## Task description
Locate the lines where "maintenant" occurs and copy them as they stand.

(Dataset entries)
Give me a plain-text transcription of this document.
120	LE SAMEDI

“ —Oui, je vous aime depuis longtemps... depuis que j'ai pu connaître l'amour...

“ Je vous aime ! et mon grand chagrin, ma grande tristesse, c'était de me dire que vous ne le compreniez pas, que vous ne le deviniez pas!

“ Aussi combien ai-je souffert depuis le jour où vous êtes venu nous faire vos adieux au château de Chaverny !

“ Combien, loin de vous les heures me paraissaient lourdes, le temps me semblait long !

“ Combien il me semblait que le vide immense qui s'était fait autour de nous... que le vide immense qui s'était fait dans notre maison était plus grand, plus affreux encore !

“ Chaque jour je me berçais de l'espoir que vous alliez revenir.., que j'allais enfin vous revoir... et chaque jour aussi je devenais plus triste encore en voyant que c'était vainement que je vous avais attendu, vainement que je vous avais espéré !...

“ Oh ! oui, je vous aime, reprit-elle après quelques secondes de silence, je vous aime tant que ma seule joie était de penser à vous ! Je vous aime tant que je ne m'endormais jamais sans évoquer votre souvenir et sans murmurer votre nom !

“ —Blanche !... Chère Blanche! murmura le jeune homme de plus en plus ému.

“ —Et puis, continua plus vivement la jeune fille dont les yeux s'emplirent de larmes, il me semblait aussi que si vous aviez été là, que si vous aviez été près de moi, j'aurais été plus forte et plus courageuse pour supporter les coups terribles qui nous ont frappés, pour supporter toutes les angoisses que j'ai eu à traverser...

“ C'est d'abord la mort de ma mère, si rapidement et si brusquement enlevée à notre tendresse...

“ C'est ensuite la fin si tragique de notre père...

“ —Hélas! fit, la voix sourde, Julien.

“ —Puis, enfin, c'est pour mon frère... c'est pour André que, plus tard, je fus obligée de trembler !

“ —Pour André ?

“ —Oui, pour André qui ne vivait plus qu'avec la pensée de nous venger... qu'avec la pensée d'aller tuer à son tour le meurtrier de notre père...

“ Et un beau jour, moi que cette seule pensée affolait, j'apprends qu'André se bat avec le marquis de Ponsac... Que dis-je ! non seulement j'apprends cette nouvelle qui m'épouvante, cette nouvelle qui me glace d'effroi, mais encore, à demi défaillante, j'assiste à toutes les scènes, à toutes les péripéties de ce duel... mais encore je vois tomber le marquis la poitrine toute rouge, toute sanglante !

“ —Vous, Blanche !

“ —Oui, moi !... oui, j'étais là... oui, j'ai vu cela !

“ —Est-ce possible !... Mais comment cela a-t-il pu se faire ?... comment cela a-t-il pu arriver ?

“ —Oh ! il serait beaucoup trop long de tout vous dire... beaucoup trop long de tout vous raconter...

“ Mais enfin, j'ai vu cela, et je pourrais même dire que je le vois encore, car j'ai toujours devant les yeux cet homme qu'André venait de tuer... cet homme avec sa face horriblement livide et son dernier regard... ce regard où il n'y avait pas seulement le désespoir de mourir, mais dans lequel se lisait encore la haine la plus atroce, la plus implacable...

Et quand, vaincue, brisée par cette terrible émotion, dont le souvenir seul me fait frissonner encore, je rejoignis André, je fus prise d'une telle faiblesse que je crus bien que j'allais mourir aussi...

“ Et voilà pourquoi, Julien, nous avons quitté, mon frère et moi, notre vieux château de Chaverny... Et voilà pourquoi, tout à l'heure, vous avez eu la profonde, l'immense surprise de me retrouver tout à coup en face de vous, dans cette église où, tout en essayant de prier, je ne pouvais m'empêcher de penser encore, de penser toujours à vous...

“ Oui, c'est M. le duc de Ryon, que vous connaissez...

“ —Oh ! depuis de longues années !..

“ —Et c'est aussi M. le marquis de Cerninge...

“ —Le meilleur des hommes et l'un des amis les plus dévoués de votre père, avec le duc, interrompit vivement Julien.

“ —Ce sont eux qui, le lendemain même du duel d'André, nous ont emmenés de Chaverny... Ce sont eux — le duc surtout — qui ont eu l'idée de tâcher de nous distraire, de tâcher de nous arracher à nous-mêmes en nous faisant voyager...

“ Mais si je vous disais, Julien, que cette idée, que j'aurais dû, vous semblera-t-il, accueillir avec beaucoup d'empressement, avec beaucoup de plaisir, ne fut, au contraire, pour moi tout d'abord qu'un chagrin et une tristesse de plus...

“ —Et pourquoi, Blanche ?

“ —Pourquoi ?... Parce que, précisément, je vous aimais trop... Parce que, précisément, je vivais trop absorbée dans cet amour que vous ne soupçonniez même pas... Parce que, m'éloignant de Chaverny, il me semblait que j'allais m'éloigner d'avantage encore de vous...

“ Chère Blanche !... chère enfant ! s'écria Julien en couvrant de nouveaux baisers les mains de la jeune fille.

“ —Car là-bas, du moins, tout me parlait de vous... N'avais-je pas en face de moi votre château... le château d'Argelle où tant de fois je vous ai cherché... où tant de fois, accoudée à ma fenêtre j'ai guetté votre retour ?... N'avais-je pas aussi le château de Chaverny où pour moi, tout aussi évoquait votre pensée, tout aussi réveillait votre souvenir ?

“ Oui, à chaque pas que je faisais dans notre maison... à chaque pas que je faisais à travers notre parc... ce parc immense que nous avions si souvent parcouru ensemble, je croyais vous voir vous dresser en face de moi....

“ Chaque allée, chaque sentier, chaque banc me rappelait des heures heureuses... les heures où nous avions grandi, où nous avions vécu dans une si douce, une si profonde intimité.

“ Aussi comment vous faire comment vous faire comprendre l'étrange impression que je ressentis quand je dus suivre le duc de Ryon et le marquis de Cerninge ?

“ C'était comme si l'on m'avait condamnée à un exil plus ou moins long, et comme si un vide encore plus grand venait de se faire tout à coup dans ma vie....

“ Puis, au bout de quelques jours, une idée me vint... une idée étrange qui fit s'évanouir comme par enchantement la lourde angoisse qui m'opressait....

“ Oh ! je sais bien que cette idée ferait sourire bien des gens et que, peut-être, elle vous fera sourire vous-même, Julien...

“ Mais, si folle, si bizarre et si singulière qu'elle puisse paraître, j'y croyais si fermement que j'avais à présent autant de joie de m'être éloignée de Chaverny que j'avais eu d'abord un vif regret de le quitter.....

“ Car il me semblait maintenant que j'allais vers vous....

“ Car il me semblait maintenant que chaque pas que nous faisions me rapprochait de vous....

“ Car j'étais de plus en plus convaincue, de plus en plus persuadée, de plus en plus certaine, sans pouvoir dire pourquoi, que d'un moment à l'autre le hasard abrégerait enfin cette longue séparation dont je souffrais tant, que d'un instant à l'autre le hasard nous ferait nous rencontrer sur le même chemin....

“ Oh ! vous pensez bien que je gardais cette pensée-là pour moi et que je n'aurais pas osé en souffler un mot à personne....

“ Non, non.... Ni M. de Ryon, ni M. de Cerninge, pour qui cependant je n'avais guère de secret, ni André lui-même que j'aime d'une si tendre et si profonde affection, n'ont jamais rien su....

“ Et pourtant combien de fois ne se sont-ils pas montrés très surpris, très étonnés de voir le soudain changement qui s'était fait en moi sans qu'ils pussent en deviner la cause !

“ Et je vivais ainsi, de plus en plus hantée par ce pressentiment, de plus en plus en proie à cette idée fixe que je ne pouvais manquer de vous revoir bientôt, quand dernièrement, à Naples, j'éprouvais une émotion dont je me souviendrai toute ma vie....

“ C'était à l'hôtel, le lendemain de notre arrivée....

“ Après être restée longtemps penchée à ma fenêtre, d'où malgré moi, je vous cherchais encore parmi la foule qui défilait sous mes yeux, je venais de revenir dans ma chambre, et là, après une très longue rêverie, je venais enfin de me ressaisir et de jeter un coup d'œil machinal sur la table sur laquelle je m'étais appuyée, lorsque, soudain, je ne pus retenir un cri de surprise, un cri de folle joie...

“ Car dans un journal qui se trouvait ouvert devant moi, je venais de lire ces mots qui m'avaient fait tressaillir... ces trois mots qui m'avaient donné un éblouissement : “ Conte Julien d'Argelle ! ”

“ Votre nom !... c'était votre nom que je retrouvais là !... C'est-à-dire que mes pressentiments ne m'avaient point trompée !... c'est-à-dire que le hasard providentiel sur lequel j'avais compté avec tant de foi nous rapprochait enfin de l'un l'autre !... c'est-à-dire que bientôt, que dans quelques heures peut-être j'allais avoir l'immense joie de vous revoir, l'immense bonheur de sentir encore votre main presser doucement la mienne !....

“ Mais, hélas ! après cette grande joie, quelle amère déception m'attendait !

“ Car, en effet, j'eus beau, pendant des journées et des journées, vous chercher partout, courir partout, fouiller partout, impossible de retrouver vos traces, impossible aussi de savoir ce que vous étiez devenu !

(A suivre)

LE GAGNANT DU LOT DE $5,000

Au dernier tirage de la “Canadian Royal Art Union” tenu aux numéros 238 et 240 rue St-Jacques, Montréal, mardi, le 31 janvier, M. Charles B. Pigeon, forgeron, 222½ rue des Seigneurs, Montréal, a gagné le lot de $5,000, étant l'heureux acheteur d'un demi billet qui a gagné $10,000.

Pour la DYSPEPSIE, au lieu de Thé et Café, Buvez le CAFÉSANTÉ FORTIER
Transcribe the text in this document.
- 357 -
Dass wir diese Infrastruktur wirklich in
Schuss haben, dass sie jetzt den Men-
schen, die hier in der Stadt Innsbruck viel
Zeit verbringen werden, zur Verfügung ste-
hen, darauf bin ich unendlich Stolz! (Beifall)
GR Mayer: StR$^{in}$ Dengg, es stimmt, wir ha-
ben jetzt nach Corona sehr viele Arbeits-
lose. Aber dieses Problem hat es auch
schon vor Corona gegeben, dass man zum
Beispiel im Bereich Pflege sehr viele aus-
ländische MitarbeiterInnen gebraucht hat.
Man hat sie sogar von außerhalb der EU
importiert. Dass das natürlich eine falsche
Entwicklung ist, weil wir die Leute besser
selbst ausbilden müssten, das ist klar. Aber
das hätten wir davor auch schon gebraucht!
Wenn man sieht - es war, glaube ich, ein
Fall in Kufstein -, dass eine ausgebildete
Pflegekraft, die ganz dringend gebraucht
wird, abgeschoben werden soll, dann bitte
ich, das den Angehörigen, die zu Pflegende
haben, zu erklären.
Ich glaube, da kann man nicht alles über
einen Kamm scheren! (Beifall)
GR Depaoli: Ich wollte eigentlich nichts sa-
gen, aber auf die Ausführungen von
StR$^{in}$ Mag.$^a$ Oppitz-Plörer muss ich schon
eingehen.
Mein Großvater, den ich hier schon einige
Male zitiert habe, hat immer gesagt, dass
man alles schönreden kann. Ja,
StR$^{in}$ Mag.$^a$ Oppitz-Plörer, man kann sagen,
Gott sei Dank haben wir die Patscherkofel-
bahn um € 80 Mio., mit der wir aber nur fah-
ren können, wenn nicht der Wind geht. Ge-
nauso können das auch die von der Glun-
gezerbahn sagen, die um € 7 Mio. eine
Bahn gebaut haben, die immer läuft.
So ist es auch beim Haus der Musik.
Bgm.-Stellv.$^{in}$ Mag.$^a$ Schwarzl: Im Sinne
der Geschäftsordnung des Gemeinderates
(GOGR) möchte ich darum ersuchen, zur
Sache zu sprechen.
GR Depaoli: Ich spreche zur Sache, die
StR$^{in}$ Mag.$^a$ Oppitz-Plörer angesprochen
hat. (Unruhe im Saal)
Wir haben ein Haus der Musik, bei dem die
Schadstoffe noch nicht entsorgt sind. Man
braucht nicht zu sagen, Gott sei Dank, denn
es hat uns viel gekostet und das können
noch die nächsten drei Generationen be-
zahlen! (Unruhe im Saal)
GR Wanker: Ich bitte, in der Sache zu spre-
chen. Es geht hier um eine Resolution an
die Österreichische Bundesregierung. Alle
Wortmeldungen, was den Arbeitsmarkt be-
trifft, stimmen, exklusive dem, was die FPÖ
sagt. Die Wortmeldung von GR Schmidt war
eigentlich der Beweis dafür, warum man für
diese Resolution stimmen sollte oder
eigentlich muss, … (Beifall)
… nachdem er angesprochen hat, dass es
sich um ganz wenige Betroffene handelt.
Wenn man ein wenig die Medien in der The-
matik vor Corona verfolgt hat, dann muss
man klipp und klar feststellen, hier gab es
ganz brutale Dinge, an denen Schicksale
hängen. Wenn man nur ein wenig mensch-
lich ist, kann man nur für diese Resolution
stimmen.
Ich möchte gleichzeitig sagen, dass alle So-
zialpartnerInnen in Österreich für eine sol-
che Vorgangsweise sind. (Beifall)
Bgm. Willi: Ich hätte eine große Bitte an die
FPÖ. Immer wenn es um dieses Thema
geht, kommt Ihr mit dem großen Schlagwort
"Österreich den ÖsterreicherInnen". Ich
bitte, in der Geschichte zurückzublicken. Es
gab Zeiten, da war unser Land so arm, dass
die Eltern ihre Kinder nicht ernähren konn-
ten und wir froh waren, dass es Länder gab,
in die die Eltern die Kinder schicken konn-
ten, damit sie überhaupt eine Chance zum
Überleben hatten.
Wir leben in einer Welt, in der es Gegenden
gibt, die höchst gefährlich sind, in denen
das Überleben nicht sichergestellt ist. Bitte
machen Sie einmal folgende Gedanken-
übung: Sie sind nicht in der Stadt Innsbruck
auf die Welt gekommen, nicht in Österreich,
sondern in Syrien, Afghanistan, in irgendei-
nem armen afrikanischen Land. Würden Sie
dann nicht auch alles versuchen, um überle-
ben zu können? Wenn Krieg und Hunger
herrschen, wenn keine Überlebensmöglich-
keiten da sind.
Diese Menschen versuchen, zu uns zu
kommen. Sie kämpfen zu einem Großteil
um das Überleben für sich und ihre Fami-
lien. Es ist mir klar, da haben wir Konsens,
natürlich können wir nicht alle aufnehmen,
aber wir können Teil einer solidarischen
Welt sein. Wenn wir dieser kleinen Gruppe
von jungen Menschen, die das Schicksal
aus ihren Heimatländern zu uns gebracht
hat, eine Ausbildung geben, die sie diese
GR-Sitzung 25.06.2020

## Solution to this exercise
“ Car il me semblait maintenant que j'allais vers vous....
“ Car il me semblait maintenant que chaque pas que nous faisions me rapprochait de vous....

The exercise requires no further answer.